Stored records:
───

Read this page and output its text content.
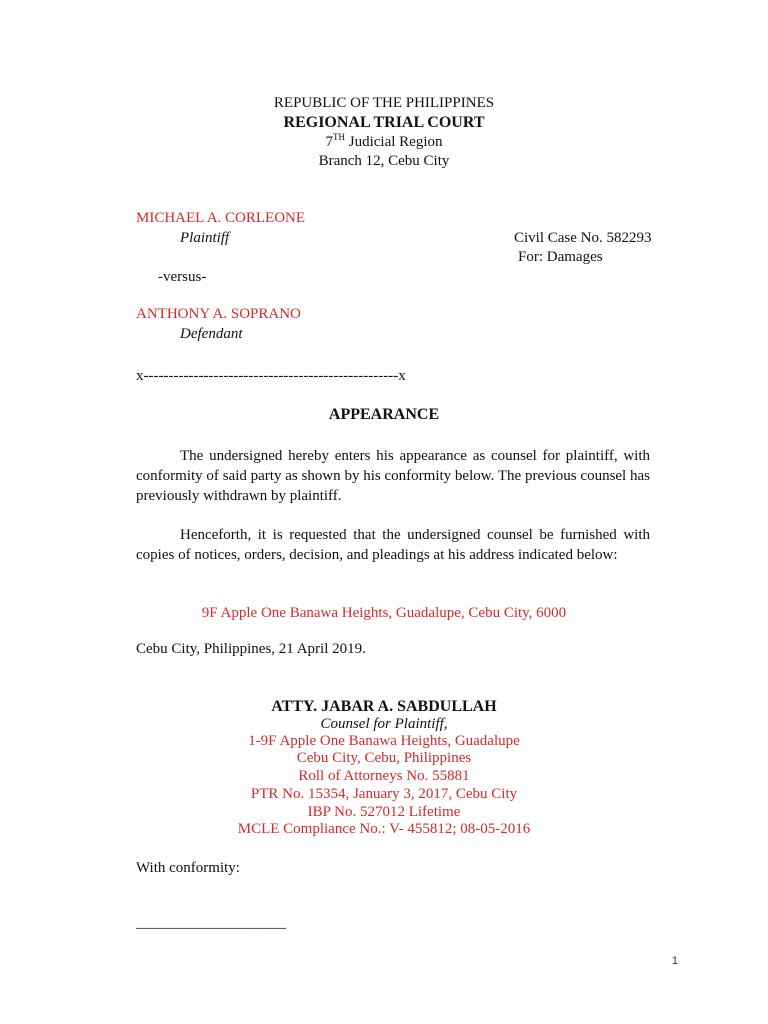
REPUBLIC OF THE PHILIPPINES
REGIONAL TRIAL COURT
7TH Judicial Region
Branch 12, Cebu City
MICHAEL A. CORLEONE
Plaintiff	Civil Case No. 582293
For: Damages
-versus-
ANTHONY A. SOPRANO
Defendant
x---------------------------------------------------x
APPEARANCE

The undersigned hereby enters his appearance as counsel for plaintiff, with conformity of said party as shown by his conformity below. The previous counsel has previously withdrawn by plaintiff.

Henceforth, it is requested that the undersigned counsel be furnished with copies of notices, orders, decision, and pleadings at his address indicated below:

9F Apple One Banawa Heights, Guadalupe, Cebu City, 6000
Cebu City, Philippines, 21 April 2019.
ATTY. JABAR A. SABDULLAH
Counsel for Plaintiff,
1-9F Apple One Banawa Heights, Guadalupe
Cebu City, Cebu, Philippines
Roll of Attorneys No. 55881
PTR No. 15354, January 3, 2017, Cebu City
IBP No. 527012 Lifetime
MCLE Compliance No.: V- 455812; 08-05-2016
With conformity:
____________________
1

───

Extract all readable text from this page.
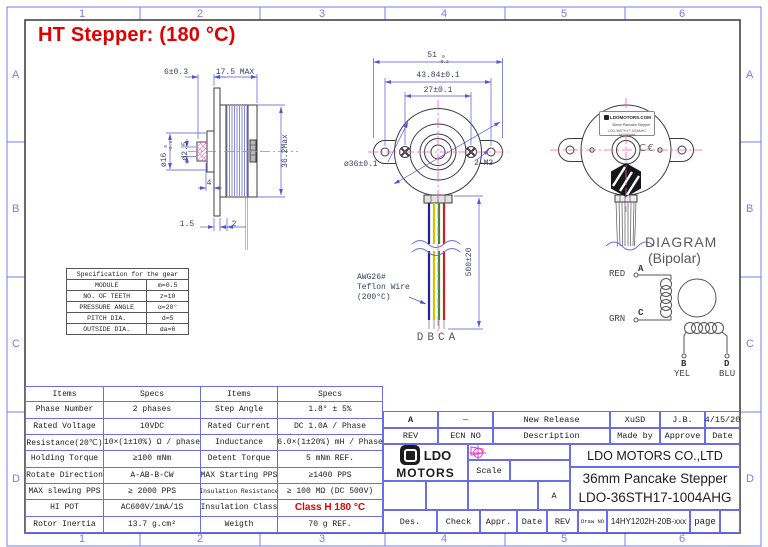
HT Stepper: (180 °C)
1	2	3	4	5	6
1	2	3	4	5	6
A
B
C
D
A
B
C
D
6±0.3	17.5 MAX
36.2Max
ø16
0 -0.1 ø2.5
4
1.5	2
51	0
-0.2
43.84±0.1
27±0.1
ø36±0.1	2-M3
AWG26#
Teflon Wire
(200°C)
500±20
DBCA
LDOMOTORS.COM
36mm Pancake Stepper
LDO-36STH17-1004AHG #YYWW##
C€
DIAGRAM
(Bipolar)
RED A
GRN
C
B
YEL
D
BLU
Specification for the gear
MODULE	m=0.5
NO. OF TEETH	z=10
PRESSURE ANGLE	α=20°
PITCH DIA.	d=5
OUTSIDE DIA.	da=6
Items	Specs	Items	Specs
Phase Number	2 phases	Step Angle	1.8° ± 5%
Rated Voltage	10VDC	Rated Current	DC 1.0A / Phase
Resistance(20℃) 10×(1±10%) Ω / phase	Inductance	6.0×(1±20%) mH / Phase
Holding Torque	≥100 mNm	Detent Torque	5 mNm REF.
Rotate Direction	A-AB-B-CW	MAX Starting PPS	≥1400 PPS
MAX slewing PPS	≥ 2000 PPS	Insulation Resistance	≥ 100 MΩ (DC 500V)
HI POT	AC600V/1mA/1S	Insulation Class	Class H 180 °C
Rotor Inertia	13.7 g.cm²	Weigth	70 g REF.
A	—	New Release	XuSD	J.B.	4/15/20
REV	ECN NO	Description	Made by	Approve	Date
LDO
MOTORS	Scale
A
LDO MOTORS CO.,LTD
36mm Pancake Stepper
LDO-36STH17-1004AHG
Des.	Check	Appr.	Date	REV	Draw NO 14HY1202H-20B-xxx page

───

What is required> Report every line in the data above in which the word "page" appears.

Solution>
Read this page and output its text content.
Extract all readable text from this page.
Des.	Check	Appr.	Date	REV	Draw NO 14HY1202H-20B-xxx page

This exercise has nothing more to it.